### [Set problem]
Scan the records for the word "setembro". Copy each line that includes it.

### [Given records]
____
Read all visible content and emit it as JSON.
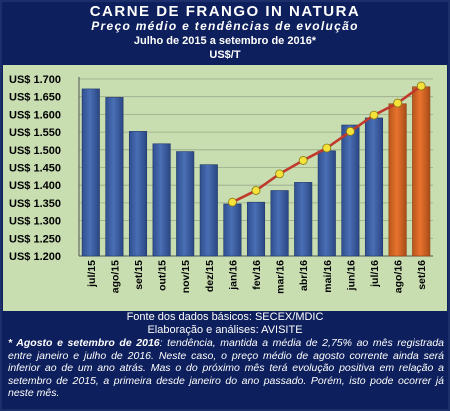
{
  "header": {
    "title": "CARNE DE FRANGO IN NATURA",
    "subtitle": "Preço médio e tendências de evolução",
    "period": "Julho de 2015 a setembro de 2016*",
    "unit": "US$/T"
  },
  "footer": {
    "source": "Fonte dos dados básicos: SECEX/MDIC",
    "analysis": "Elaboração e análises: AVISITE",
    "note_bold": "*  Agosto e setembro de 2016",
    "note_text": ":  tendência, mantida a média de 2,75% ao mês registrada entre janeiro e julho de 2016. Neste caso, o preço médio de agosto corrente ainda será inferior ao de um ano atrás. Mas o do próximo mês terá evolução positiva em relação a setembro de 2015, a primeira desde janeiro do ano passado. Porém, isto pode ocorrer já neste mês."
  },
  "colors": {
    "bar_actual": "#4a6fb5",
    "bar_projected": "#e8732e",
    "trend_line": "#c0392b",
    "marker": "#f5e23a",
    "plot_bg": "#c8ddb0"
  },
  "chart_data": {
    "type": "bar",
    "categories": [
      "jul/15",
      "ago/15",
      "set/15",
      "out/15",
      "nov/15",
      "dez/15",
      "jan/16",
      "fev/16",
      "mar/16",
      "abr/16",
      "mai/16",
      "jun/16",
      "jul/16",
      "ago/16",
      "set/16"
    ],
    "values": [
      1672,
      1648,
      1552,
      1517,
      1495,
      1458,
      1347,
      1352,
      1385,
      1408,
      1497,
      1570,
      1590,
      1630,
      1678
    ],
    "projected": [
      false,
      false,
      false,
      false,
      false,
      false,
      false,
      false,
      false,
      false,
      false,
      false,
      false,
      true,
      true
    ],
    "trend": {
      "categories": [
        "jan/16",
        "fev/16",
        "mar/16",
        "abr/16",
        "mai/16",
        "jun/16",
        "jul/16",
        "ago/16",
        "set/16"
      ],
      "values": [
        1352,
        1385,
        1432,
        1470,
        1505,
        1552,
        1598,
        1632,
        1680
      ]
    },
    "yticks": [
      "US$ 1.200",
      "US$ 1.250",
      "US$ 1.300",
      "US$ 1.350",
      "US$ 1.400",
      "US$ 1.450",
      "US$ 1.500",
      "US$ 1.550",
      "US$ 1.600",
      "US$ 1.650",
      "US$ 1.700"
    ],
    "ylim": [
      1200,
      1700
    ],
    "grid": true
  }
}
____
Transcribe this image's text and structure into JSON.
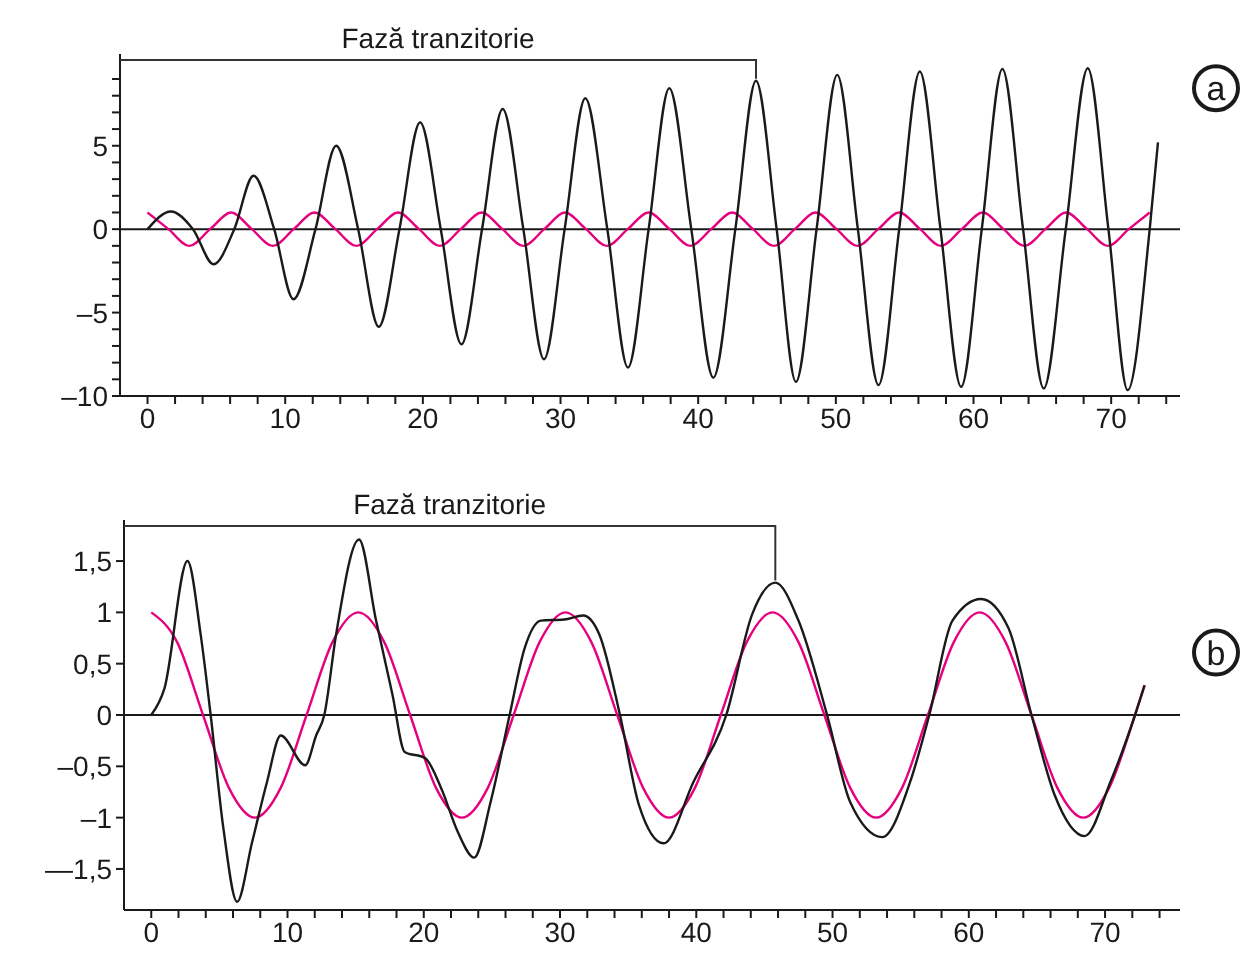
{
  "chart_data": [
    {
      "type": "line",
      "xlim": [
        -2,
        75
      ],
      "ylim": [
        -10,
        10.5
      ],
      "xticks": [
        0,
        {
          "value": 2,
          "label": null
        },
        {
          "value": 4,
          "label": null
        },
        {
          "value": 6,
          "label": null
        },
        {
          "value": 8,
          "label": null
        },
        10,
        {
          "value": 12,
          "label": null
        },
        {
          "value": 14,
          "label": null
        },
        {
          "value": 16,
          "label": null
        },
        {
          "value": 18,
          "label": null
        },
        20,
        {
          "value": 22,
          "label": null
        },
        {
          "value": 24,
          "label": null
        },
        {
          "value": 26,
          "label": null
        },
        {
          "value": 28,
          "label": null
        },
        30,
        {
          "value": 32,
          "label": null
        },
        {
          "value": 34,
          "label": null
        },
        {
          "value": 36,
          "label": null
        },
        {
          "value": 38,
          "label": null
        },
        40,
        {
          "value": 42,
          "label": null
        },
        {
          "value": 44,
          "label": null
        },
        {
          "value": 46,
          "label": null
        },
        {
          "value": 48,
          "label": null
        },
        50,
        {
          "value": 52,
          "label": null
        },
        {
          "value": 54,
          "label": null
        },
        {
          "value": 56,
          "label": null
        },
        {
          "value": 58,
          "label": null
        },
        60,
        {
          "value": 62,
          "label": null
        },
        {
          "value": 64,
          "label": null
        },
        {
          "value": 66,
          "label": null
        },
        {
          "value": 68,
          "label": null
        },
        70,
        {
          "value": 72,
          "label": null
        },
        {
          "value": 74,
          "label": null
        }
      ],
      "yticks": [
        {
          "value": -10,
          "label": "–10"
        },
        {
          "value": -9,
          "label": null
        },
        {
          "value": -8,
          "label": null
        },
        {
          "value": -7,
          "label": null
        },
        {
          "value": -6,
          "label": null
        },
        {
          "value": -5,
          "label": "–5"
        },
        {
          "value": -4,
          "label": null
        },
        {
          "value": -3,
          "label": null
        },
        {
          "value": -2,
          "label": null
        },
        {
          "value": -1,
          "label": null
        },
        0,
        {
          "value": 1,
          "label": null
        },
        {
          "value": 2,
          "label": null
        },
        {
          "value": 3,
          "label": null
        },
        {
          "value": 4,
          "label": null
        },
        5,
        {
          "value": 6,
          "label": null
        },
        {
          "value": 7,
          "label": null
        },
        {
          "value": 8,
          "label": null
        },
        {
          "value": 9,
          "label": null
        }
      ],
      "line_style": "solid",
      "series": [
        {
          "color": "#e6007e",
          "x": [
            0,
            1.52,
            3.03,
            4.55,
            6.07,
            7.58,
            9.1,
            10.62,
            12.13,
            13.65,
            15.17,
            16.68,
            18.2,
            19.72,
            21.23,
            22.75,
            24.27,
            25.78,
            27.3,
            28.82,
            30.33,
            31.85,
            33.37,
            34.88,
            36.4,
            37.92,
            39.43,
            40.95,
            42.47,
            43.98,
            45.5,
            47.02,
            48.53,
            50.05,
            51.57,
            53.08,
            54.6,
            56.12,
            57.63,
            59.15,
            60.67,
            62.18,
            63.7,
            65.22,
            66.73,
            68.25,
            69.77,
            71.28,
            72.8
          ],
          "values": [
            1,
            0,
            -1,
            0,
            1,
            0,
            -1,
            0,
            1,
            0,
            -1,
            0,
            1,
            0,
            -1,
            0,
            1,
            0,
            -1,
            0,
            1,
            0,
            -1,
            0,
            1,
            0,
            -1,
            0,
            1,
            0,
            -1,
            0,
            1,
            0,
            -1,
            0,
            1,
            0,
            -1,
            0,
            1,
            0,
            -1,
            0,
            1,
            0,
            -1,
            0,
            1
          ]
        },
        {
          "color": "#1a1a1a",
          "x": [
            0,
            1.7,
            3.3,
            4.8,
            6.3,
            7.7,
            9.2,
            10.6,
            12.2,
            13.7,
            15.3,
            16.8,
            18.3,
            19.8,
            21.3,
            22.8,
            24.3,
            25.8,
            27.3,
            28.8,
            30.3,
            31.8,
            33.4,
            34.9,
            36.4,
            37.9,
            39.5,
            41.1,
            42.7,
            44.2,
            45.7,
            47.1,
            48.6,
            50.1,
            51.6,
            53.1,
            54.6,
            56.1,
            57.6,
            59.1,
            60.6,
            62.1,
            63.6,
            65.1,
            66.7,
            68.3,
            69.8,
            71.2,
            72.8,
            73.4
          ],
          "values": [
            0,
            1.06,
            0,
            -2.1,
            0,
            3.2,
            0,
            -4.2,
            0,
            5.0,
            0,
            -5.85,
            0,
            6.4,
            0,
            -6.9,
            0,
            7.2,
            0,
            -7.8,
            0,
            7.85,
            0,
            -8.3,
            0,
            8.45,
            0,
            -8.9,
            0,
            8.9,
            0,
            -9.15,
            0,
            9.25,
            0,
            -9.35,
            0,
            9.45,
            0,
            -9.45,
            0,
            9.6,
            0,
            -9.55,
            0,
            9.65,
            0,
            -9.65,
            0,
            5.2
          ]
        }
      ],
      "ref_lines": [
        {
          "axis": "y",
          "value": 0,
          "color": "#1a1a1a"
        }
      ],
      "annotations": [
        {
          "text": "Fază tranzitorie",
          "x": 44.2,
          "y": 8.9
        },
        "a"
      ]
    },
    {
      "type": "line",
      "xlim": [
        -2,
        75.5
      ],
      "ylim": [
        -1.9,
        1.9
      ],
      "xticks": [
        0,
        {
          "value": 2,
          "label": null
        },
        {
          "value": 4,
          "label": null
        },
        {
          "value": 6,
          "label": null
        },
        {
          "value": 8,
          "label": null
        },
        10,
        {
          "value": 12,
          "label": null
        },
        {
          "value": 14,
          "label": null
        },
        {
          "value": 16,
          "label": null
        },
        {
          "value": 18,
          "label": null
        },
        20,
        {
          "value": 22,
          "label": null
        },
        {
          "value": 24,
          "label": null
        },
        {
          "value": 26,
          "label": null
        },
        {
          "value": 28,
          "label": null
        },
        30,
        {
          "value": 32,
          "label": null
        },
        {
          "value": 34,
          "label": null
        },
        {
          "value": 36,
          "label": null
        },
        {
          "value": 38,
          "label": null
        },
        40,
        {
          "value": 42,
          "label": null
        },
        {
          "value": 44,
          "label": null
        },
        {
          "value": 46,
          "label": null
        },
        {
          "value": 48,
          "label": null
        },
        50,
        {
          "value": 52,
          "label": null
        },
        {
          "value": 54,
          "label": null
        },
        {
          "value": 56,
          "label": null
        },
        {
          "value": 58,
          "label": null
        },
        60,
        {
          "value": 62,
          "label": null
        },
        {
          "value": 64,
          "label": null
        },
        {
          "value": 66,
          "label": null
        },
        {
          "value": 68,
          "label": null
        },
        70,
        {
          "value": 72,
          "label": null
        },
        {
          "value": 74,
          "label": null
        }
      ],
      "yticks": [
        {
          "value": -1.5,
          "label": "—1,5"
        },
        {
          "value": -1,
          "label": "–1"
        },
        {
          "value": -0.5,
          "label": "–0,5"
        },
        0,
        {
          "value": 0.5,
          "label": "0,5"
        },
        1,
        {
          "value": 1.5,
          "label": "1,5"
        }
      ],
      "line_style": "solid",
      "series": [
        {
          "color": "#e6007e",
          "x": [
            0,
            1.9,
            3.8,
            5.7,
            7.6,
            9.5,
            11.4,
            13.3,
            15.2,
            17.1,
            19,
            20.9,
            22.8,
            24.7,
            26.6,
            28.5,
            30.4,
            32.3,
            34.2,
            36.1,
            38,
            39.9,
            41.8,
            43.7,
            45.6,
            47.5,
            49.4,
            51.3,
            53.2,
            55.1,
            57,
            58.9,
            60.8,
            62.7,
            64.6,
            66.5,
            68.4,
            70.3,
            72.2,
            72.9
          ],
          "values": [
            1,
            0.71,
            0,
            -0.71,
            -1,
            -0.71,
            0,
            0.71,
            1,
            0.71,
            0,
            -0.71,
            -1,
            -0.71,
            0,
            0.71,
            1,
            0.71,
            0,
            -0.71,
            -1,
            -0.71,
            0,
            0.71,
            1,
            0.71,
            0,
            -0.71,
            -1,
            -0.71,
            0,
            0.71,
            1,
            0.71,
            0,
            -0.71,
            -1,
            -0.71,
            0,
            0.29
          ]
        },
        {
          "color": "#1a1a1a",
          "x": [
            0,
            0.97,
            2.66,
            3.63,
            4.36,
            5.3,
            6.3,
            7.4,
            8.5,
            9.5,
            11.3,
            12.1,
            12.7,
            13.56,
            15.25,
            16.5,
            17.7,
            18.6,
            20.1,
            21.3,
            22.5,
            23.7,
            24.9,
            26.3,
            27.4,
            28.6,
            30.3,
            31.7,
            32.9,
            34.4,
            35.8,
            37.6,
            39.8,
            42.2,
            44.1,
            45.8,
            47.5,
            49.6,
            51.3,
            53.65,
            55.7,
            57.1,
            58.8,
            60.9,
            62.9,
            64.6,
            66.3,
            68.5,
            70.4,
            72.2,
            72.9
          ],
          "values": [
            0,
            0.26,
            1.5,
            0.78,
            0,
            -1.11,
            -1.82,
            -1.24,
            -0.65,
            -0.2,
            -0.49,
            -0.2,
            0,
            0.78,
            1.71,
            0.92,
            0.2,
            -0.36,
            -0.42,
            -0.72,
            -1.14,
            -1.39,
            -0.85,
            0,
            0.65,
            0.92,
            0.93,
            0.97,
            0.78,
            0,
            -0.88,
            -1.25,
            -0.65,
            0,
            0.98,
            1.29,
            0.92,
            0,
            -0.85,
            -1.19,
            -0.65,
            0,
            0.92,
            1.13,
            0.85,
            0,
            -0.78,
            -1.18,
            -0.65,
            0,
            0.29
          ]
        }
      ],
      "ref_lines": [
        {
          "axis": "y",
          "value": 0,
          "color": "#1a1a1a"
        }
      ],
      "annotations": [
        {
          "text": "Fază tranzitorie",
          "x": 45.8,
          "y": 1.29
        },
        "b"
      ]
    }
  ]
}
____
### [Answer]
    "period": "Julho de 2015 a setembro de 2016*",
    "note_bold": "*  Agosto e setembro de 2016",
    "note_text": ":  tendência, mantida a média de 2,75% ao mês registrada entre janeiro e julho de 2016. Neste caso, o preço médio de agosto corrente ainda será inferior ao de um ano atrás. Mas o do próximo mês terá evolução positiva em relação a setembro de 2015, a primeira desde janeiro do ano passado. Porém, isto pode ocorrer já neste mês."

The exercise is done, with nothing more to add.